EXERCISE DIRECTIONS —
Search the material below for the string "medical" and extract each line that has it.

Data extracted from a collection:
=======
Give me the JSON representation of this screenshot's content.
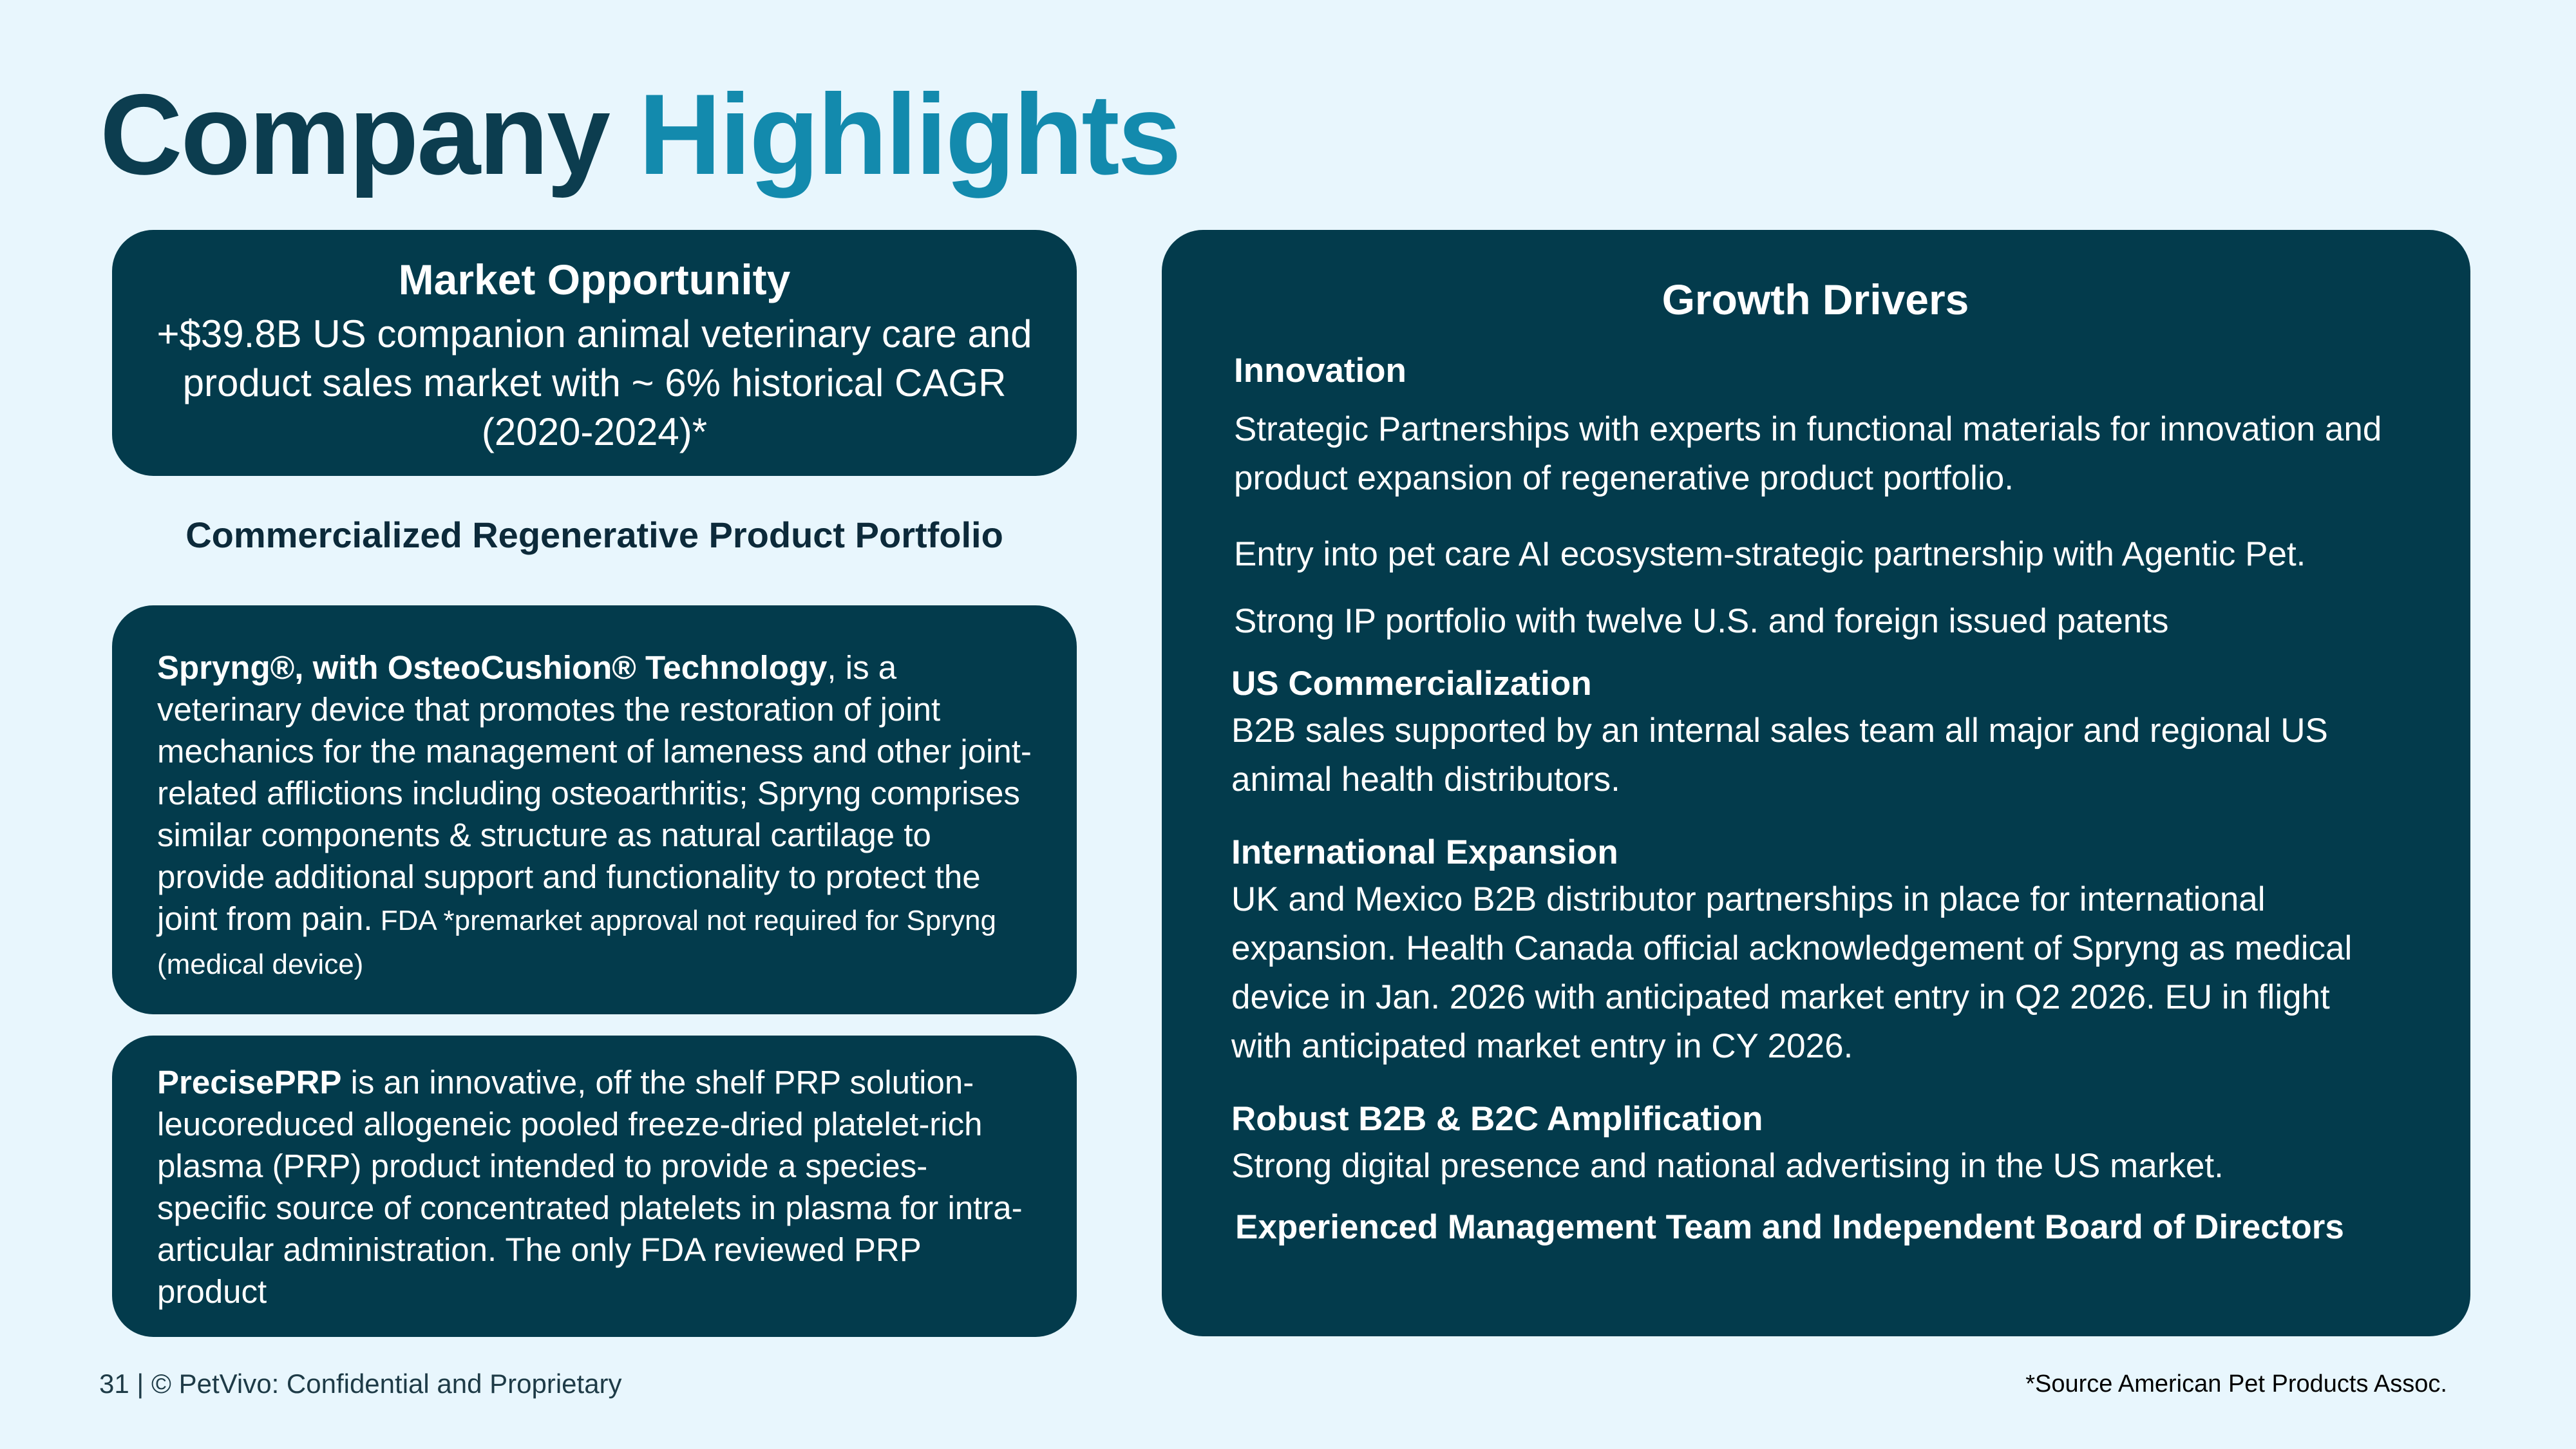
{
  "title": {
    "word1": "Company",
    "word2": "Highlights"
  },
  "market_opportunity": {
    "heading": "Market Opportunity",
    "text": "+$39.8B US companion animal veterinary care and product sales market with ~ 6% historical CAGR (2020-2024)*"
  },
  "portfolio_heading": "Commercialized Regenerative Product Portfolio",
  "spryng": {
    "name": "Spryng®, with OsteoCushion® Technology",
    "description": ", is a veterinary device that promotes the restoration of joint mechanics for the management of lameness and other joint-related afflictions including osteoarthritis; Spryng comprises similar components & structure as natural cartilage to provide additional support and functionality to protect the joint from pain.",
    "note": " FDA *premarket approval not required for Spryng (medical device)"
  },
  "preciseprp": {
    "name": "PrecisePRP",
    "description": " is an innovative, off the shelf PRP solution-leucoreduced allogeneic pooled freeze-dried platelet-rich plasma (PRP) product intended to provide a species-specific source of concentrated platelets in plasma for intra-articular administration. The only FDA reviewed PRP product"
  },
  "growth_drivers": {
    "heading": "Growth Drivers",
    "innovation_heading": "Innovation",
    "innovation_items": [
      "Strategic Partnerships with experts in functional materials for innovation and product expansion of regenerative product portfolio.",
      "Entry into pet care AI ecosystem-strategic partnership with Agentic Pet.",
      "Strong IP portfolio with twelve U.S. and foreign issued patents"
    ],
    "us_heading": "US Commercialization",
    "us_text": "B2B sales supported by an internal sales team all major and regional US animal health distributors.",
    "intl_heading": "International Expansion",
    "intl_text": "UK and Mexico B2B distributor partnerships in place for international expansion.  Health Canada official acknowledgement of Spryng as medical device in Jan. 2026 with anticipated market entry in Q2 2026. EU in flight with anticipated market entry in CY 2026.",
    "b2b_heading": "Robust B2B & B2C Amplification",
    "b2b_text": "Strong digital presence and national advertising in the US market.",
    "mgmt_heading": "Experienced Management Team and Independent Board of Directors"
  },
  "footer": "31 | © PetVivo: Confidential and Proprietary",
  "source": "*Source American Pet Products Assoc."
}
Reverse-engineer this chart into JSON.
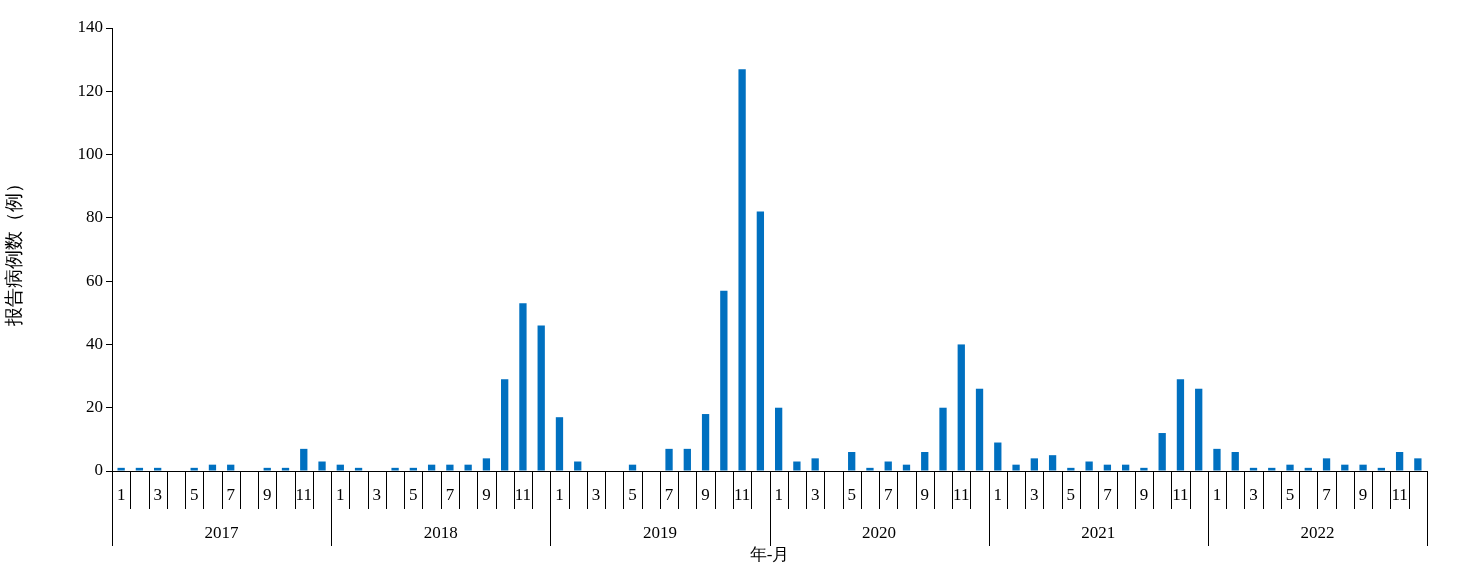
{
  "chart_data": {
    "type": "bar",
    "xlabel": "年-月",
    "ylabel": "报告病例数（例）",
    "categories": [
      "1",
      null,
      "3",
      null,
      "5",
      null,
      "7",
      null,
      "9",
      null,
      "11",
      null,
      "1",
      null,
      "3",
      null,
      "5",
      null,
      "7",
      null,
      "9",
      null,
      "11",
      null,
      "1",
      null,
      "3",
      null,
      "5",
      null,
      "7",
      null,
      "9",
      null,
      "11",
      null,
      "1",
      null,
      "3",
      null,
      "5",
      null,
      "7",
      null,
      "9",
      null,
      "11",
      null,
      "1",
      null,
      "3",
      null,
      "5",
      null,
      "7",
      null,
      "9",
      null,
      "11",
      null,
      "1",
      null,
      "3",
      null,
      "5",
      null,
      "7",
      null,
      "9",
      null,
      "11",
      null
    ],
    "values": [
      1,
      1,
      1,
      0,
      1,
      2,
      2,
      0,
      1,
      1,
      7,
      3,
      2,
      1,
      0,
      1,
      1,
      2,
      2,
      2,
      4,
      29,
      53,
      46,
      17,
      3,
      0,
      0,
      2,
      0,
      7,
      7,
      18,
      57,
      127,
      82,
      20,
      3,
      4,
      0,
      6,
      1,
      3,
      2,
      6,
      20,
      40,
      26,
      9,
      2,
      4,
      5,
      1,
      3,
      2,
      2,
      1,
      12,
      29,
      26,
      7,
      6,
      1,
      1,
      2,
      1,
      4,
      2,
      2,
      1,
      6,
      4
    ],
    "color": "#0070c0",
    "ylim": [
      0,
      140
    ],
    "yticks": [
      0,
      20,
      40,
      60,
      80,
      100,
      120,
      140
    ],
    "grid": false,
    "legend": false,
    "annotations": [
      "2017",
      "2018",
      "2019",
      "2020",
      "2021",
      "2022"
    ]
  }
}
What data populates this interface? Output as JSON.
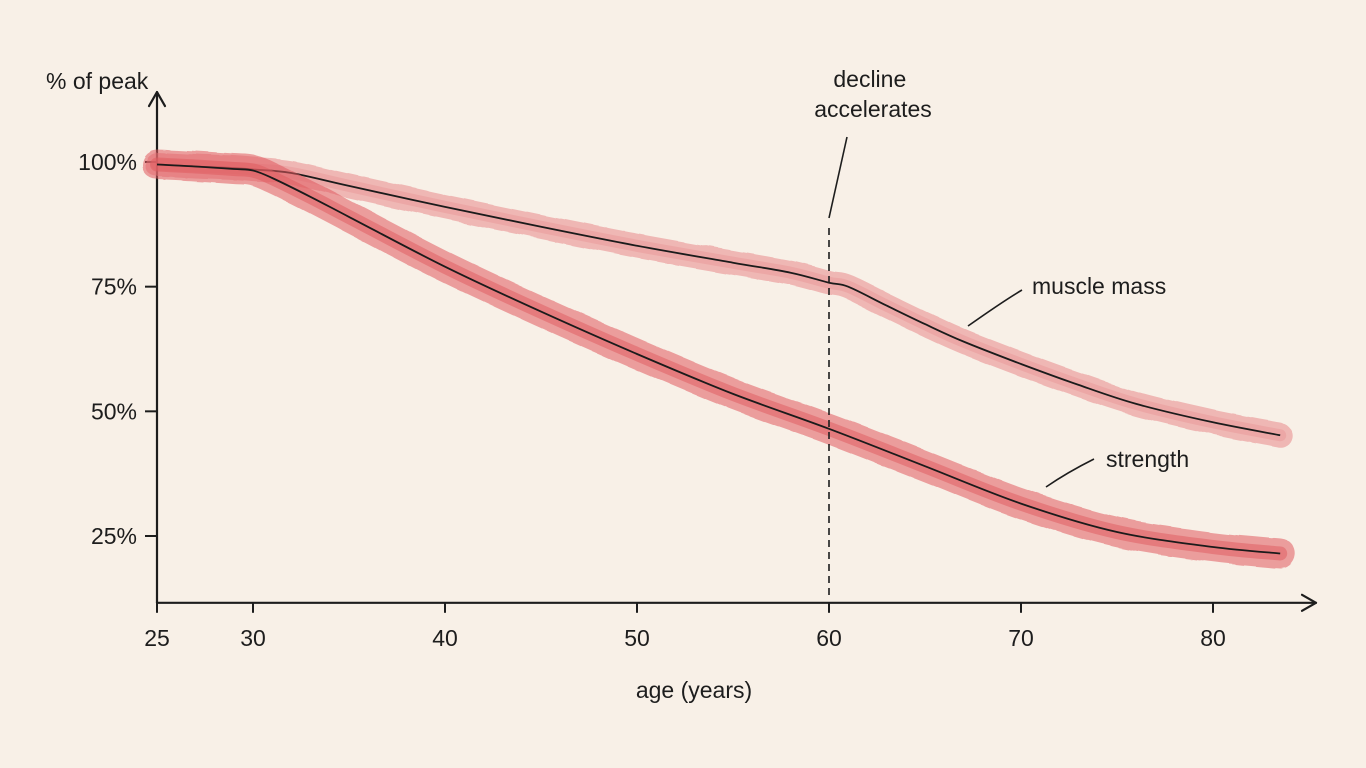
{
  "chart_data": {
    "type": "line",
    "xlabel": "age (years)",
    "ylabel": "% of peak",
    "xlim": [
      25,
      84
    ],
    "ylim": [
      10,
      105
    ],
    "x_ticks": [
      {
        "value": 25,
        "label": "25"
      },
      {
        "value": 30,
        "label": "30"
      },
      {
        "value": 40,
        "label": "40"
      },
      {
        "value": 50,
        "label": "50"
      },
      {
        "value": 60,
        "label": "60"
      },
      {
        "value": 70,
        "label": "70"
      },
      {
        "value": 80,
        "label": "80"
      }
    ],
    "y_ticks": [
      {
        "value": 25,
        "label": "25%"
      },
      {
        "value": 50,
        "label": "50%"
      },
      {
        "value": 75,
        "label": "75%"
      },
      {
        "value": 100,
        "label": "100%"
      }
    ],
    "grid": false,
    "series": [
      {
        "name": "muscle mass",
        "color": "#e8898b",
        "x": [
          25,
          27,
          29,
          30,
          32,
          35,
          40,
          45,
          50,
          55,
          58,
          60,
          61,
          63,
          65,
          67,
          70,
          73,
          76,
          80,
          83.5
        ],
        "y": [
          99.5,
          99.1,
          98.8,
          98.5,
          97.8,
          95.2,
          91.0,
          87.0,
          83.2,
          79.8,
          77.8,
          75.8,
          75.0,
          71.2,
          67.5,
          64.0,
          59.5,
          55.3,
          51.5,
          47.8,
          45.2
        ]
      },
      {
        "name": "strength",
        "color": "#e05a5e",
        "x": [
          25,
          27,
          29,
          30,
          31,
          33,
          35,
          40,
          45,
          50,
          55,
          60,
          65,
          70,
          75,
          80,
          83.5
        ],
        "y": [
          99.5,
          99.1,
          98.6,
          98.3,
          96.8,
          93.0,
          89.0,
          79.0,
          70.0,
          61.5,
          53.5,
          46.5,
          39.0,
          31.5,
          25.8,
          22.8,
          21.5
        ]
      }
    ],
    "annotations": [
      {
        "text_lines": [
          "decline",
          "accelerates"
        ],
        "x": 60,
        "kind": "vertical-dashed"
      },
      {
        "text": "muscle mass",
        "series": "muscle mass"
      },
      {
        "text": "strength",
        "series": "strength"
      }
    ]
  }
}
=======
RIGHT ANSWER —
    "note": " FDA *premarket approval not required for Spryng (medical device)"
    "intl_text": "UK and Mexico B2B distributor partnerships in place for international expansion.  Health Canada official acknowledgement of Spryng as medical device in Jan. 2026 with anticipated market entry in Q2 2026. EU in flight with anticipated market entry in CY 2026.",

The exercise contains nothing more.